* EXERCISE DETAILS *
Print out each record below, unaltered and complete, without its images.

* INPUT RECORDS *
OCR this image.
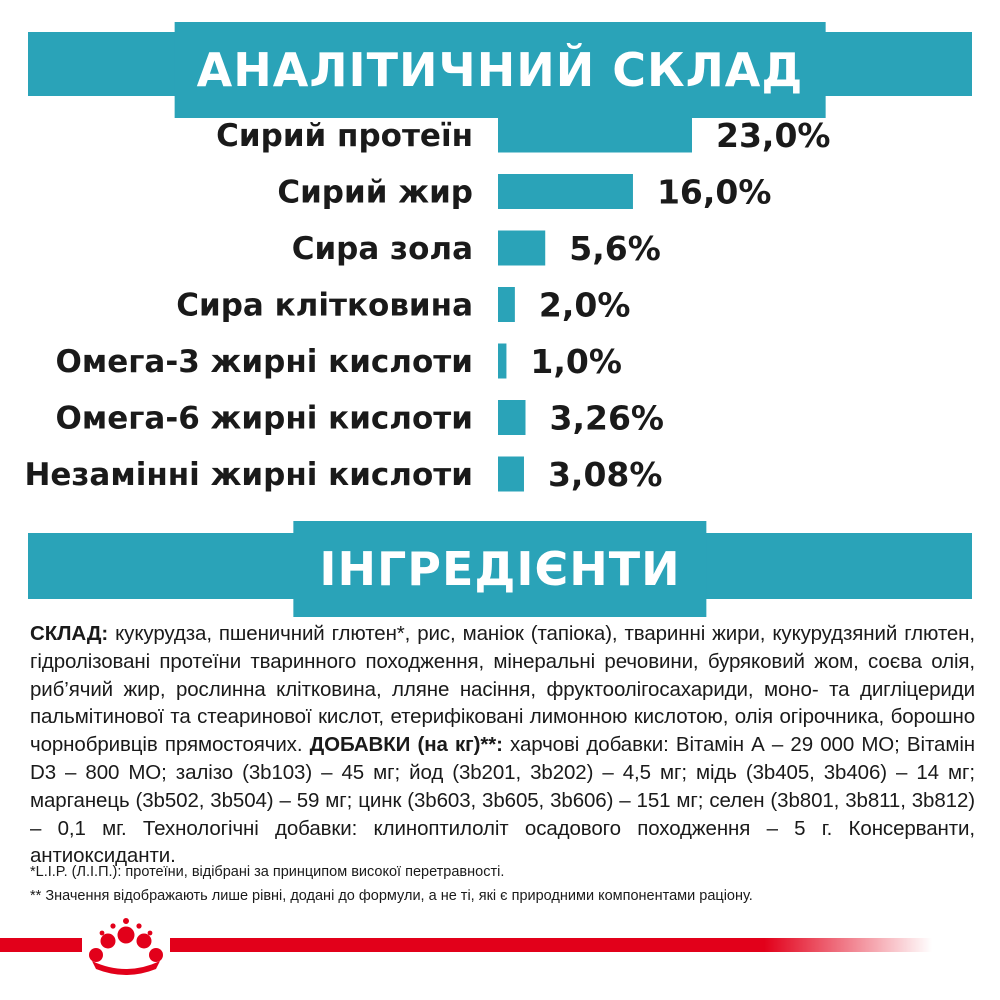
АНАЛІТИЧНИЙ СКЛАД
Сирий протеїн	23,0%
Сирий жир	16,0%
Сира зола	5,6%
Сира клітковина 2,0%
Омега-3 жирні кислоти 1,0%
Омега-6 жирні кислоти 3,26%
Незамінні жирні кислоти 3,08%
ІНГРЕДІЄНТИ
СКЛАД: кукурудза, пшеничний глютен*, рис, маніок (тапіока), тваринні жири, кукурудзяний глютен, гідролізовані протеїни тваринного походження, мінеральні речовини, буряковий жом, соєва олія, риб’ячий жир, рослинна клітковина, лляне насіння, фруктоолігосахариди, моно- та дигліцериди пальмітинової та стеаринової кислот, етерифіковані лимонною кислотою, олія огірочника, борошно чорнобривців прямостоячих. ДОБАВКИ (на кг)**: харчові добавки: Вітамін А – 29 000 МО; Вітамін D3 – 800 МО; залізо (3b103) – 45 мг; йод (3b201, 3b202) – 4,5 мг; мідь (3b405, 3b406) – 14 мг; марганець (3b502, 3b504) – 59 мг; цинк (3b603, 3b605, 3b606) – 151 мг; селен (3b801, 3b811, 3b812) – 0,1 мг. Технологічні добавки: клиноптилоліт осадового походження – 5 г. Консерванти, антиоксиданти.
*L.I.P. (Л.І.П.): протеїни, відібрані за принципом високої перетравності.
** Значення відображають лише рівні, додані до формули, а не ті, які є природними компонентами раціону.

* RESULT *
OCR this image.
АНАЛІТИЧНИЙ СКЛАД
Сирий протеїн	23,0%
Сирий жир	16,0%
Сира зола	5,6%
Сира клітковина 2,0%
Омега-3 жирні кислоти 1,0%
Омега-6 жирні кислоти 3,26%
Незамінні жирні кислоти 3,08%
ІНГРЕДІЄНТИ
СКЛАД: кукурудза, пшеничний глютен*, рис, маніок (тапіока), тваринні жири, кукурудзяний глютен, гідролізовані протеїни тваринного походження, мінеральні речовини, буряковий жом, соєва олія, риб’ячий жир, рослинна клітковина, лляне насіння, фруктоолігосахариди, моно- та дигліцериди пальмітинової та стеаринової кислот, етерифіковані лимонною кислотою, олія огірочника, борошно чорнобривців прямостоячих. ДОБАВКИ (на кг)**: харчові добавки: Вітамін А – 29 000 МО; Вітамін D3 – 800 МО; залізо (3b103) – 45 мг; йод (3b201, 3b202) – 4,5 мг; мідь (3b405, 3b406) – 14 мг; марганець (3b502, 3b504) – 59 мг; цинк (3b603, 3b605, 3b606) – 151 мг; селен (3b801, 3b811, 3b812) – 0,1 мг. Технологічні добавки: клиноптилоліт осадового походження – 5 г. Консерванти, антиоксиданти.
*L.I.P. (Л.І.П.): протеїни, відібрані за принципом високої перетравності.
** Значення відображають лише рівні, додані до формули, а не ті, які є природними компонентами раціону.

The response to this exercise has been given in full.